## Work required
Work out how many lines contain "after". Reply with the count alone.

## Supplied information
• • • •

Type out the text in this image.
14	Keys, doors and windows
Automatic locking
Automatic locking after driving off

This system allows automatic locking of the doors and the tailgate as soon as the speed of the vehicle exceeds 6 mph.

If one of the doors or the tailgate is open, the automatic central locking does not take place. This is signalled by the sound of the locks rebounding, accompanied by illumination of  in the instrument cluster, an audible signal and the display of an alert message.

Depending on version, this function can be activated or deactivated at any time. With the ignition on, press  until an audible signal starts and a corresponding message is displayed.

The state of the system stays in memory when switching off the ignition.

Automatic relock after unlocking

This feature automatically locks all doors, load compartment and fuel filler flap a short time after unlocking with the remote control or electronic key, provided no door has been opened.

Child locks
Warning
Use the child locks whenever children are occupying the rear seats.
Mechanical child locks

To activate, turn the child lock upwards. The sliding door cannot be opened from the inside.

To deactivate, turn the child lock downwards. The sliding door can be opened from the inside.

• • • •

## Response
3